▼

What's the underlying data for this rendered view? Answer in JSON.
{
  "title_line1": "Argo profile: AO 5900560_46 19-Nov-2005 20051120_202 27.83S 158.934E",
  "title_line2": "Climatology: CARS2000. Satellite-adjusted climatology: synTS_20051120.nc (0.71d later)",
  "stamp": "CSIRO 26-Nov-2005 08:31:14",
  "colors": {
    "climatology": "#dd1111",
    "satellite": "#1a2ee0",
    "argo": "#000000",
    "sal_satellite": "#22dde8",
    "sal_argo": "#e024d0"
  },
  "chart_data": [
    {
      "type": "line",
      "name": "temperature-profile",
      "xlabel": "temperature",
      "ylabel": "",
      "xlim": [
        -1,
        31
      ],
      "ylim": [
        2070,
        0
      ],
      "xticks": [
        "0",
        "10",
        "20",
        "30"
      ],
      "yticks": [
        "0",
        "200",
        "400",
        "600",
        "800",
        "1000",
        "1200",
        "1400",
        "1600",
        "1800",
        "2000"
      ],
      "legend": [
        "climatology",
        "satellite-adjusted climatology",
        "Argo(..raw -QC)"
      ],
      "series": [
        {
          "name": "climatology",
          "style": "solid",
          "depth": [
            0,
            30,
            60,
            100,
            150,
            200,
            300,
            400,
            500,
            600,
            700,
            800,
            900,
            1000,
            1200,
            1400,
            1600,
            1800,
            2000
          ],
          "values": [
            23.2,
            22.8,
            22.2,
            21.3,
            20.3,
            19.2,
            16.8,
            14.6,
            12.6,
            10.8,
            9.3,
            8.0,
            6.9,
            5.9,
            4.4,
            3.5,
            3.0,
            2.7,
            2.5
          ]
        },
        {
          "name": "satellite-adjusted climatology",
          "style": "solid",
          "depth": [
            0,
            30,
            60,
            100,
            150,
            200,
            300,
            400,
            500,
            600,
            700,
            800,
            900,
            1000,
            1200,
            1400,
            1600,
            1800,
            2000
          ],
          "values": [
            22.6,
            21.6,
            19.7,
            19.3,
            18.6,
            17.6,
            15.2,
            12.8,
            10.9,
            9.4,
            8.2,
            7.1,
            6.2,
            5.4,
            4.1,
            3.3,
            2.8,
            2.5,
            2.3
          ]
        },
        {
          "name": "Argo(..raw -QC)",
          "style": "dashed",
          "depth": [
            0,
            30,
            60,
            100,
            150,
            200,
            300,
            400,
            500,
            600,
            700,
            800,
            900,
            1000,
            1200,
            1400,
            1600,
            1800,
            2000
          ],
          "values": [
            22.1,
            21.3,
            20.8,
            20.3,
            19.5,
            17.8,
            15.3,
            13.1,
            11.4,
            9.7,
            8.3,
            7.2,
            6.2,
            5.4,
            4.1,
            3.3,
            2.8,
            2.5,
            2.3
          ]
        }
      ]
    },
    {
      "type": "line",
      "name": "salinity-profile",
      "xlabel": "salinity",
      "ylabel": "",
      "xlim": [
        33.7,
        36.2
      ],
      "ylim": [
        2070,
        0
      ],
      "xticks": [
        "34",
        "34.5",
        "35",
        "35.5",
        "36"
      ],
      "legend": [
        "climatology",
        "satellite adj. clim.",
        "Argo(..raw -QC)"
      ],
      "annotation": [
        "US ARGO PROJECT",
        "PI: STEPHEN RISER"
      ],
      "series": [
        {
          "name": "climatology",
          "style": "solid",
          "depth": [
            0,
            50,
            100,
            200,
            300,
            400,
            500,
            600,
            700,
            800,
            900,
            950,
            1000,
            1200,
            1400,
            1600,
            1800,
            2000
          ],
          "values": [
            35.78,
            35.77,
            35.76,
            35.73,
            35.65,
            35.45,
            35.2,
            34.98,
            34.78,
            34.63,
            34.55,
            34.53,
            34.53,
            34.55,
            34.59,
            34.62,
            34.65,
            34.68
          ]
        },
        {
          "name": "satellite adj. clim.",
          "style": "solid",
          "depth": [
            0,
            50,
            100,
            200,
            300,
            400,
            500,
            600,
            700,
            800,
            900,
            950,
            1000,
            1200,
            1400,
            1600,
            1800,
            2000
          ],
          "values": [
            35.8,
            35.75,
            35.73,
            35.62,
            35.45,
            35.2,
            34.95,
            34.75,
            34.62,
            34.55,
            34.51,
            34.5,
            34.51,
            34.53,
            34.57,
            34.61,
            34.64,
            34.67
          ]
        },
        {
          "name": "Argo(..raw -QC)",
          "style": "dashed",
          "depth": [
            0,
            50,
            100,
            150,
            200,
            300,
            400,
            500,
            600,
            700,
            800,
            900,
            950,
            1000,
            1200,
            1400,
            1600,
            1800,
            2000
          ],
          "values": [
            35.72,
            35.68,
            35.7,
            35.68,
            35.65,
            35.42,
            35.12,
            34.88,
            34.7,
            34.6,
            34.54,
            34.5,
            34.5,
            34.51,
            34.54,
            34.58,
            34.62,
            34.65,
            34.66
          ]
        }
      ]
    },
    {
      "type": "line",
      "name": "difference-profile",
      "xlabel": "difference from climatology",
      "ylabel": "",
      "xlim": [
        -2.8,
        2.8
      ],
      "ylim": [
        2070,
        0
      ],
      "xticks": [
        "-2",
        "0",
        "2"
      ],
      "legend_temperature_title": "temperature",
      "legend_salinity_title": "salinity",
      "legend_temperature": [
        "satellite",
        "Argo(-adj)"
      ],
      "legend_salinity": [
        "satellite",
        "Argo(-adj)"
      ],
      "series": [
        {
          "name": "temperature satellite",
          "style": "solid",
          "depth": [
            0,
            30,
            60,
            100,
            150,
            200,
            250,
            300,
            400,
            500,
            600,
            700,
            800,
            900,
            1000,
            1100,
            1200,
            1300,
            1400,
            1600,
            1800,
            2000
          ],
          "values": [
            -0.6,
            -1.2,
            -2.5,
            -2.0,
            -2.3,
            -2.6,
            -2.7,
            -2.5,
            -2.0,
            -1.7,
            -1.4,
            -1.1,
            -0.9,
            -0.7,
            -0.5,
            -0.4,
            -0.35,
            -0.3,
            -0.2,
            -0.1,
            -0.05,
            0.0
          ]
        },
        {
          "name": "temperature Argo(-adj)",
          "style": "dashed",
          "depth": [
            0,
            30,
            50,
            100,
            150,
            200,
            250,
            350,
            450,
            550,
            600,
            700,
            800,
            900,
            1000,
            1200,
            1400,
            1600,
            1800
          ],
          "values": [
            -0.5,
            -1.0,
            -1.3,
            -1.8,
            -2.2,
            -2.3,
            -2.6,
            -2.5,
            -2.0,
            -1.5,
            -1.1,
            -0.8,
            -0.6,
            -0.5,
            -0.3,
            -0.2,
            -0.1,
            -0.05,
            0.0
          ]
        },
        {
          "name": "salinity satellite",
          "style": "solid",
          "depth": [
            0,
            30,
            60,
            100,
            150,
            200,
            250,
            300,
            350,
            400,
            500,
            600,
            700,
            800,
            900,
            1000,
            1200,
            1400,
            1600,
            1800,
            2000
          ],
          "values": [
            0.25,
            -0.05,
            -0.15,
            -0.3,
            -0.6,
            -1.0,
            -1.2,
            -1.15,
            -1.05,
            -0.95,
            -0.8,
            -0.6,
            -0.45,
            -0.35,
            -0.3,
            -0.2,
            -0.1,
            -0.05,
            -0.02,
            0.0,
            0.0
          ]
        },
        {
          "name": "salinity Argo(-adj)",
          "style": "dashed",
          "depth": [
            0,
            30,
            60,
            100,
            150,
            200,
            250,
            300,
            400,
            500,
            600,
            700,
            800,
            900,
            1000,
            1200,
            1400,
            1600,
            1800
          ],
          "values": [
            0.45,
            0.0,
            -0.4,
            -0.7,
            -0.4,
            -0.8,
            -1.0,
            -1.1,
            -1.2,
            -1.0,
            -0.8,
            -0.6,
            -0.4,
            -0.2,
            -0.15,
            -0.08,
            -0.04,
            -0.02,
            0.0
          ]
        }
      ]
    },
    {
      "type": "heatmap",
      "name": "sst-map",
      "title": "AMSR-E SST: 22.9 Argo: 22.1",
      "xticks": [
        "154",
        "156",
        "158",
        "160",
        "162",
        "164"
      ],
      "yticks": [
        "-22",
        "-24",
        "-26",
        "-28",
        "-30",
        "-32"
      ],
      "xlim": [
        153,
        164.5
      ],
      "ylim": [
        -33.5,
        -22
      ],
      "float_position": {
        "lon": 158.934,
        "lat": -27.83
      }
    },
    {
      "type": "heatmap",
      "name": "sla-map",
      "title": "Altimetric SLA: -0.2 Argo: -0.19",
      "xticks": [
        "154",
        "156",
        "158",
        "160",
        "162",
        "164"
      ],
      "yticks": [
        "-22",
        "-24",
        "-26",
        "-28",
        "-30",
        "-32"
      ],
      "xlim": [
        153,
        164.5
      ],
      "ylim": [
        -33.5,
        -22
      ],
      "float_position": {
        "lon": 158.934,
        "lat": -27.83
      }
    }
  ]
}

▲

# GOAL:
List every line above that holds the word "profile".

# EXERCISE ANSWER:
  "title_line1": "Argo profile: AO 5900560_46 19-Nov-2005 20051120_202 27.83S 158.934E",
      "name": "temperature-profile",
      "name": "salinity-profile",
      "name": "difference-profile",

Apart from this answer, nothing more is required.